■ **Job**:
Lines that include the word "CHOOSE" are the ones to copy.

::::::::

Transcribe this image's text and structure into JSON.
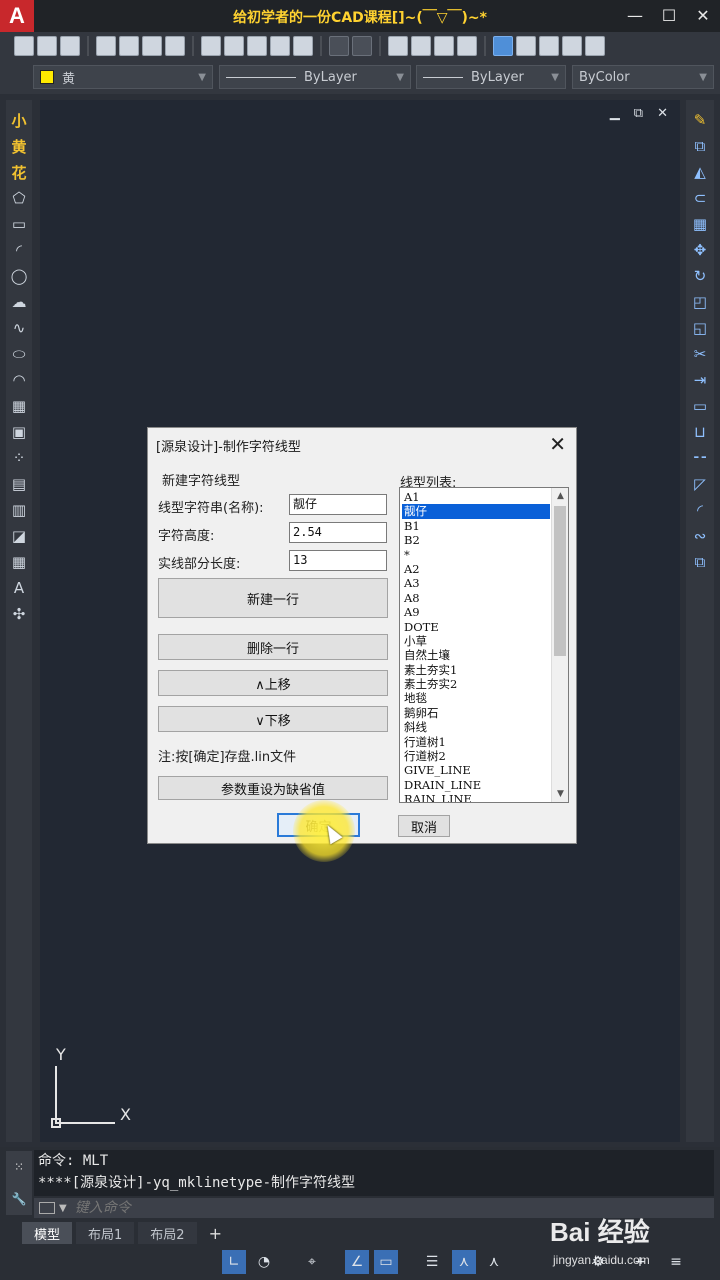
{
  "app": {
    "logo": "A",
    "title": "给初学者的一份CAD课程[]~(￣▽￣)~*",
    "window_controls": [
      "—",
      "☐",
      "✕"
    ]
  },
  "properties": {
    "color": "黄",
    "linetype": "ByLayer",
    "lineweight": "ByLayer",
    "plotstyle": "ByColor"
  },
  "left_toolbar": {
    "text_items": [
      "小",
      "黄",
      "花"
    ]
  },
  "canvas": {
    "controls": [
      "▁",
      "⧉",
      "✕"
    ],
    "ucs": {
      "y": "Y",
      "x": "X"
    }
  },
  "dialog": {
    "title": "[源泉设计]-制作字符线型",
    "close": "✕",
    "group_label": "新建字符线型",
    "name_label": "线型字符串(名称):",
    "name_value": "靓仔",
    "height_label": "字符高度:",
    "height_value": "2.54",
    "solid_label": "实线部分长度:",
    "solid_value": "13",
    "new_row": "新建一行",
    "delete_row": "删除一行",
    "move_up": "∧上移",
    "move_down": "∨下移",
    "note": "注:按[确定]存盘.lin文件",
    "reset": "参数重设为缺省值",
    "list_label": "线型列表:",
    "linetypes": [
      "A1",
      "靓仔",
      "B1",
      "B2",
      "*",
      "A2",
      "A3",
      "A8",
      "A9",
      "DOTE",
      "小草",
      "自然土壤",
      "素土夯实1",
      "素土夯实2",
      "地毯",
      "鹅卵石",
      "斜线",
      "行道树1",
      "行道树2",
      "GIVE_LINE",
      "DRAIN_LINE",
      "RAIN_LINE"
    ],
    "selected_index": 1,
    "ok": "确定",
    "cancel": "取消"
  },
  "command": {
    "line1": "命令: MLT",
    "line2": "****[源泉设计]-yq_mklinetype-制作字符线型",
    "placeholder": "键入命令"
  },
  "tabs": {
    "model": "模型",
    "layout1": "布局1",
    "layout2": "布局2",
    "add": "+"
  },
  "watermark": {
    "brand": "Bai 经验",
    "url": "jingyan.baidu.com"
  }
}
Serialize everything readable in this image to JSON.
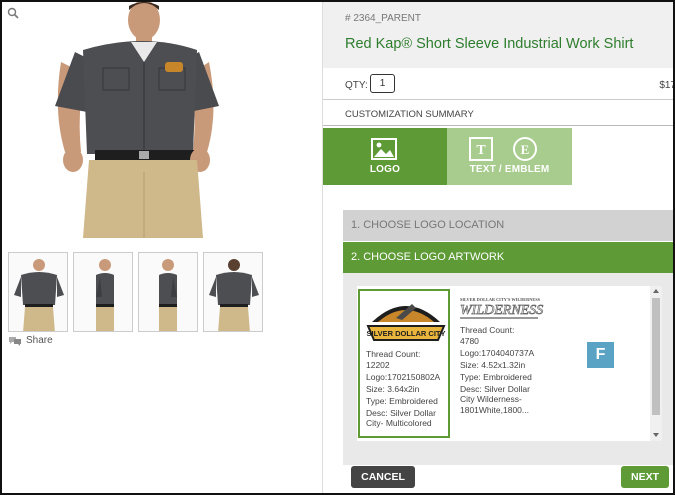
{
  "product": {
    "sku": "# 2364_PARENT",
    "title": "Red Kap® Short Sleeve Industrial Work Shirt",
    "qty_label": "QTY:",
    "qty_value": "1",
    "price": "$17",
    "share_label": "Share"
  },
  "customization": {
    "summary_label": "CUSTOMIZATION SUMMARY",
    "tabs": [
      {
        "label": "LOGO",
        "icon": "image-icon",
        "active": true
      },
      {
        "label": "TEXT / EMBLEM",
        "icons": [
          "text-icon",
          "emblem-icon"
        ],
        "active": false
      }
    ],
    "steps": [
      {
        "label": "1. CHOOSE LOGO LOCATION"
      },
      {
        "label": "2. CHOOSE LOGO ARTWORK"
      }
    ]
  },
  "logos": [
    {
      "artwork_text": "SILVER DOLLAR CITY",
      "thread_label": "Thread Count:",
      "thread_value": "12202",
      "logo_id": "Logo:1702150802A",
      "size": "Size: 3.64x2in",
      "type": "Type: Embroidered",
      "desc": "Desc: Silver Dollar City- Multicolored"
    },
    {
      "artwork_text": "SILVER DOLLAR CITY'S WILDERNESS",
      "thread_label": "Thread Count:",
      "thread_value": "4780",
      "logo_id": "Logo:1704040737A",
      "size": "Size: 4.52x1.32in",
      "type": "Type: Embroidered",
      "desc": "Desc: Silver Dollar City Wilderness-1801White,1800..."
    }
  ],
  "badge": "F",
  "buttons": {
    "cancel": "CANCEL",
    "next": "NEXT"
  },
  "colors": {
    "brand_green": "#5e9a35",
    "title_green": "#2e7d2e",
    "inactive_tab": "#a8cc8e",
    "badge_blue": "#5ba3c4"
  }
}
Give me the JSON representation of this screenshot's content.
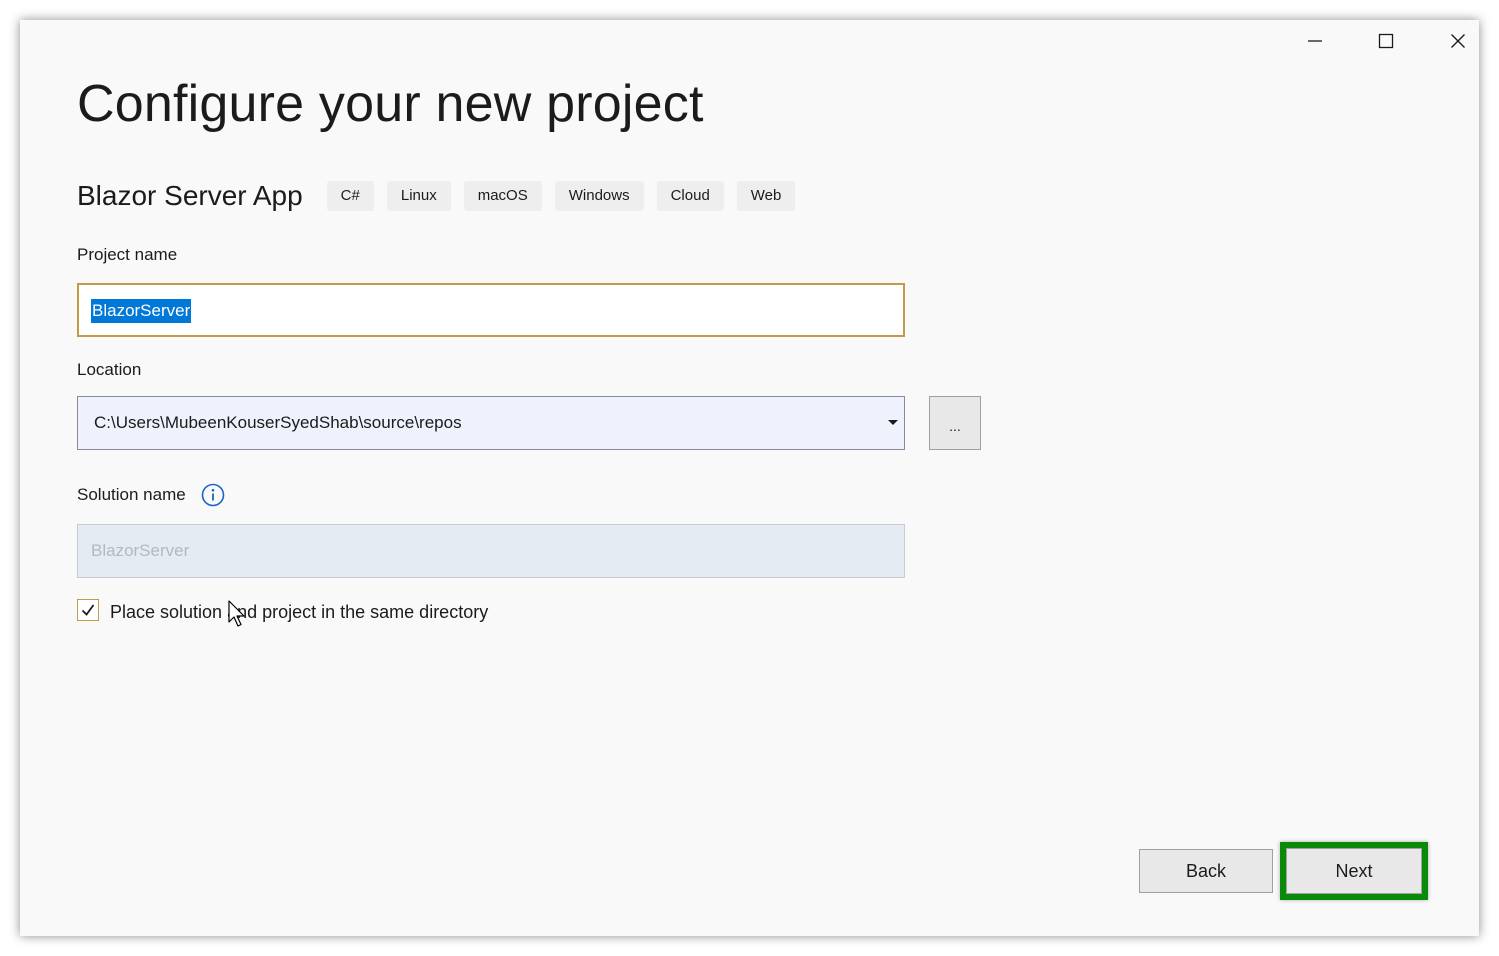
{
  "window": {
    "controls": {
      "minimize": "minimize",
      "maximize": "maximize",
      "close": "close"
    }
  },
  "page_title": "Configure your new project",
  "template": {
    "name": "Blazor Server App",
    "tags": [
      "C#",
      "Linux",
      "macOS",
      "Windows",
      "Cloud",
      "Web"
    ]
  },
  "project_name": {
    "label": "Project name",
    "value": "BlazorServer"
  },
  "location": {
    "label": "Location",
    "value": "C:\\Users\\MubeenKouserSyedShab\\source\\repos",
    "browse_label": "..."
  },
  "solution_name": {
    "label": "Solution name",
    "placeholder": "BlazorServer"
  },
  "same_directory": {
    "label": "Place solution and project in the same directory",
    "checked": true
  },
  "buttons": {
    "back": "Back",
    "next": "Next"
  },
  "colors": {
    "accent_border": "#c39a48",
    "selection": "#0078d7",
    "highlight": "#0a8a0a"
  }
}
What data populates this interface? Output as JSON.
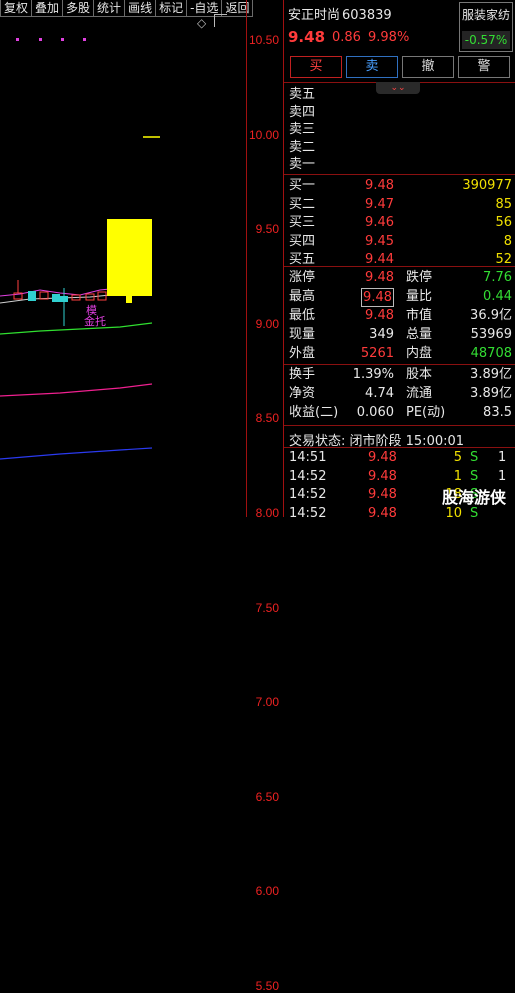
{
  "toolbar": [
    "复权",
    "叠加",
    "多股",
    "统计",
    "画线",
    "标记",
    "-自选",
    "返回"
  ],
  "axis_ticks": [
    "10.50",
    "10.00",
    "9.50",
    "9.00",
    "8.50",
    "8.00",
    "7.50",
    "7.00",
    "6.50",
    "6.00",
    "5.50"
  ],
  "chart_annotation": {
    "line1": "模",
    "line2": "金托"
  },
  "stock": {
    "name": "安正时尚",
    "code": "603839",
    "price": "9.48",
    "change": "0.86",
    "change_pct": "9.98%"
  },
  "sector": {
    "name": "服装家纺",
    "pct": "-0.57%"
  },
  "actions": {
    "buy": "买",
    "sell": "卖",
    "cancel": "撤",
    "alert": "警"
  },
  "collapse_icon": "chevrons-down-icon",
  "asks": [
    {
      "label": "卖五",
      "price": "",
      "vol": ""
    },
    {
      "label": "卖四",
      "price": "",
      "vol": ""
    },
    {
      "label": "卖三",
      "price": "",
      "vol": ""
    },
    {
      "label": "卖二",
      "price": "",
      "vol": ""
    },
    {
      "label": "卖一",
      "price": "",
      "vol": ""
    }
  ],
  "bids": [
    {
      "label": "买一",
      "price": "9.48",
      "vol": "390977"
    },
    {
      "label": "买二",
      "price": "9.47",
      "vol": "85"
    },
    {
      "label": "买三",
      "price": "9.46",
      "vol": "56"
    },
    {
      "label": "买四",
      "price": "9.45",
      "vol": "8"
    },
    {
      "label": "买五",
      "price": "9.44",
      "vol": "52"
    }
  ],
  "quote": [
    {
      "l1": "涨停",
      "v1": "9.48",
      "c1": "red",
      "l2": "跌停",
      "v2": "7.76",
      "c2": "green"
    },
    {
      "l1": "最高",
      "v1": "9.48",
      "c1": "red",
      "l2": "量比",
      "v2": "0.44",
      "c2": "green",
      "box": true
    },
    {
      "l1": "最低",
      "v1": "9.48",
      "c1": "red",
      "l2": "市值",
      "v2": "36.9亿",
      "c2": "white"
    },
    {
      "l1": "现量",
      "v1": "349",
      "c1": "white",
      "l2": "总量",
      "v2": "53969",
      "c2": "white"
    },
    {
      "l1": "外盘",
      "v1": "5261",
      "c1": "red",
      "l2": "内盘",
      "v2": "48708",
      "c2": "green"
    }
  ],
  "fundamentals": [
    {
      "l1": "换手",
      "v1": "1.39%",
      "l2": "股本",
      "v2": "3.89亿"
    },
    {
      "l1": "净资",
      "v1": "4.74",
      "l2": "流通",
      "v2": "3.89亿"
    },
    {
      "l1": "收益(二)",
      "v1": "0.060",
      "l2": "PE(动)",
      "v2": "83.5"
    }
  ],
  "status": "交易状态: 闭市阶段 15:00:01",
  "ticks": [
    {
      "time": "14:51",
      "price": "9.48",
      "vol": "5",
      "bs": "S",
      "n": "1"
    },
    {
      "time": "14:52",
      "price": "9.48",
      "vol": "1",
      "bs": "S",
      "n": "1"
    },
    {
      "time": "14:52",
      "price": "9.48",
      "vol": "18",
      "bs": "S",
      "n": ""
    },
    {
      "time": "14:52",
      "price": "9.48",
      "vol": "10",
      "bs": "S",
      "n": ""
    }
  ],
  "watermark": "股海游侠"
}
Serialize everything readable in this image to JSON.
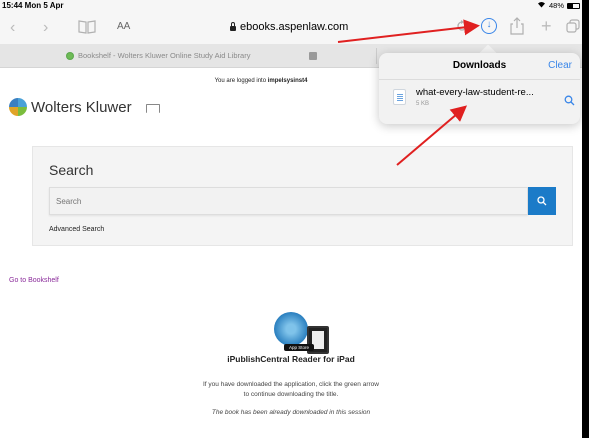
{
  "status_bar": {
    "time_date": "15:44 Mon 5 Apr",
    "battery_percent": "48%"
  },
  "toolbar": {
    "text_size_label": "AA",
    "url": "ebooks.aspenlaw.com",
    "icons": [
      "back-icon",
      "forward-icon",
      "bookmarks-icon",
      "reload-icon",
      "downloads-icon",
      "share-icon",
      "new-tab-icon",
      "tabs-icon"
    ]
  },
  "tab_bar": {
    "active_tab_title": "Bookshelf - Wolters Kluwer Online Study Aid Library"
  },
  "page": {
    "logged_in_prefix": "You are logged into",
    "logged_in_user": "impelsysinst4",
    "brand": "Wolters Kluwer",
    "search": {
      "title": "Search",
      "placeholder": "Search",
      "advanced_link": "Advanced Search"
    },
    "bookshelf_link": "Go to Bookshelf",
    "app": {
      "store_badge": "App Store",
      "title": "iPublishCentral Reader for iPad",
      "desc_line1": "If you have downloaded the application, click the green arrow",
      "desc_line2": "to continue downloading the title.",
      "note": "The book has been already downloaded in this session"
    }
  },
  "downloads_popover": {
    "title": "Downloads",
    "clear_label": "Clear",
    "file_name": "what-every-law-student-re...",
    "file_size": "5 KB"
  },
  "colors": {
    "accent_blue": "#3a86e8",
    "search_button": "#1b7bc8",
    "link_purple": "#8a2b9a",
    "annotation_red": "#e02020"
  }
}
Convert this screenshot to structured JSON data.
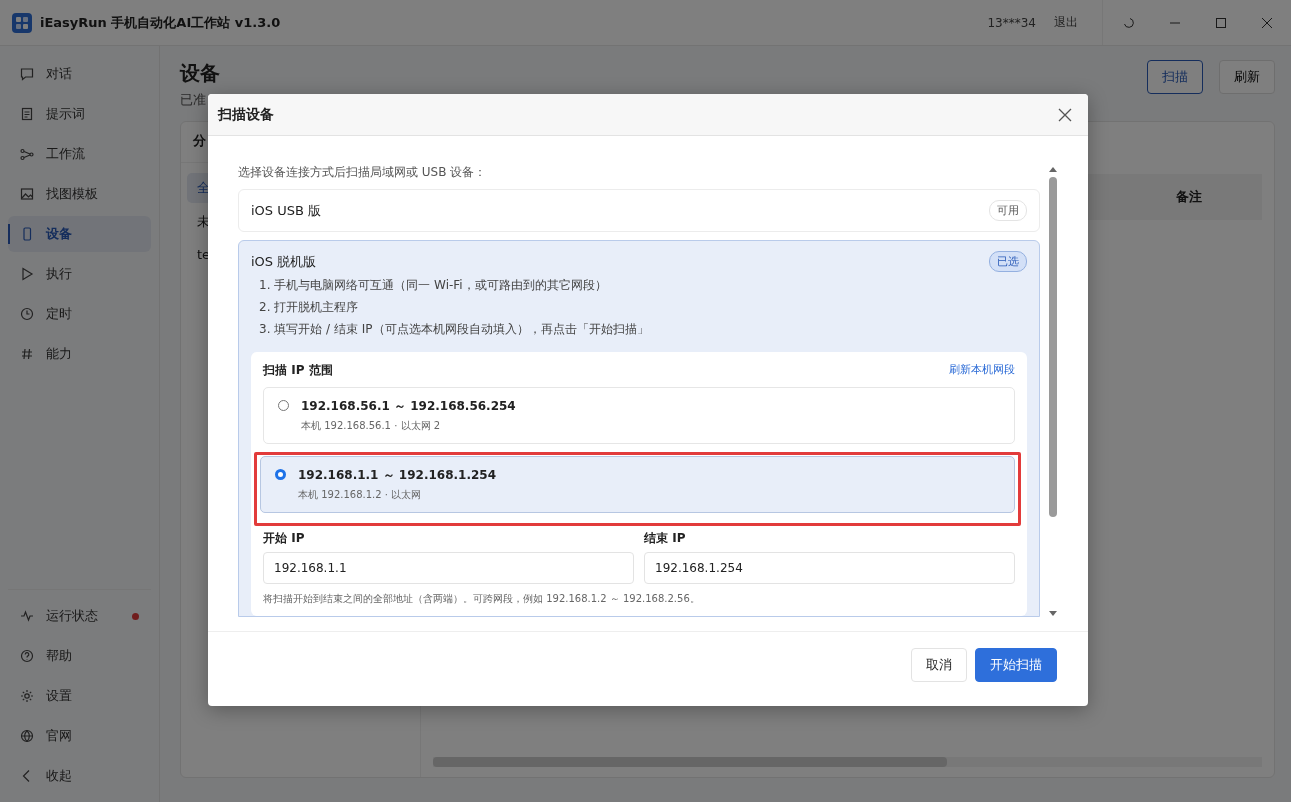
{
  "window": {
    "title": "iEasyRun 手机自动化AI工作站 v1.3.0",
    "user": "13***34",
    "logout": "退出"
  },
  "sidebar": {
    "items": [
      {
        "label": "对话",
        "selected": false
      },
      {
        "label": "提示词",
        "selected": false
      },
      {
        "label": "工作流",
        "selected": false
      },
      {
        "label": "找图模板",
        "selected": false
      },
      {
        "label": "设备",
        "selected": true
      },
      {
        "label": "执行",
        "selected": false
      },
      {
        "label": "定时",
        "selected": false
      },
      {
        "label": "能力",
        "selected": false
      }
    ],
    "bottom_items": [
      {
        "label": "运行状态",
        "alert": true
      },
      {
        "label": "帮助",
        "alert": false
      },
      {
        "label": "设置",
        "alert": false
      },
      {
        "label": "官网",
        "alert": false
      },
      {
        "label": "收起",
        "alert": false
      }
    ]
  },
  "page": {
    "title": "设备",
    "subtitle": "已准",
    "buttons": [
      {
        "label": "扫描",
        "kind": "primary"
      },
      {
        "label": "刷新",
        "kind": "plain"
      }
    ],
    "groups_header": "分",
    "groups": [
      {
        "label": "全",
        "selected": true
      },
      {
        "label": "未",
        "selected": false
      },
      {
        "label": "te",
        "selected": false
      }
    ],
    "table": {
      "columns": [
        "备注"
      ]
    }
  },
  "dialog": {
    "title": "扫描设备",
    "intro": "选择设备连接方式后扫描局域网或 USB 设备：",
    "options": [
      {
        "name": "iOS USB 版",
        "badge": "可用",
        "selected": false
      },
      {
        "name": "iOS 脱机版",
        "badge": "已选",
        "selected": true,
        "steps": [
          "1. 手机与电脑网络可互通（同一 Wi-Fi，或可路由到的其它网段）",
          "2. 打开脱机主程序",
          "3. 填写开始 / 结束 IP（可点选本机网段自动填入），再点击「开始扫描」"
        ]
      }
    ],
    "ip_range": {
      "title": "扫描 IP 范围",
      "refresh": "刷新本机网段",
      "ranges": [
        {
          "range": "192.168.56.1 ～ 192.168.56.254",
          "detail": "本机 192.168.56.1 · 以太网 2",
          "selected": false
        },
        {
          "range": "192.168.1.1 ～ 192.168.1.254",
          "detail": "本机 192.168.1.2 · 以太网",
          "selected": true
        }
      ],
      "start_label": "开始 IP",
      "start_value": "192.168.1.1",
      "end_label": "结束 IP",
      "end_value": "192.168.1.254",
      "hint": "将扫描开始到结束之间的全部地址（含两端）。可跨网段，例如 192.168.1.2 ～ 192.168.2.56。"
    },
    "buttons": [
      {
        "label": "取消",
        "kind": "plain"
      },
      {
        "label": "开始扫描",
        "kind": "primary"
      }
    ]
  }
}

::::::::

■ **Exercise result**:
        "label": "1. CHOOSE LOGO LOCATION"
        "label": "2. CHOOSE LOGO ARTWORK"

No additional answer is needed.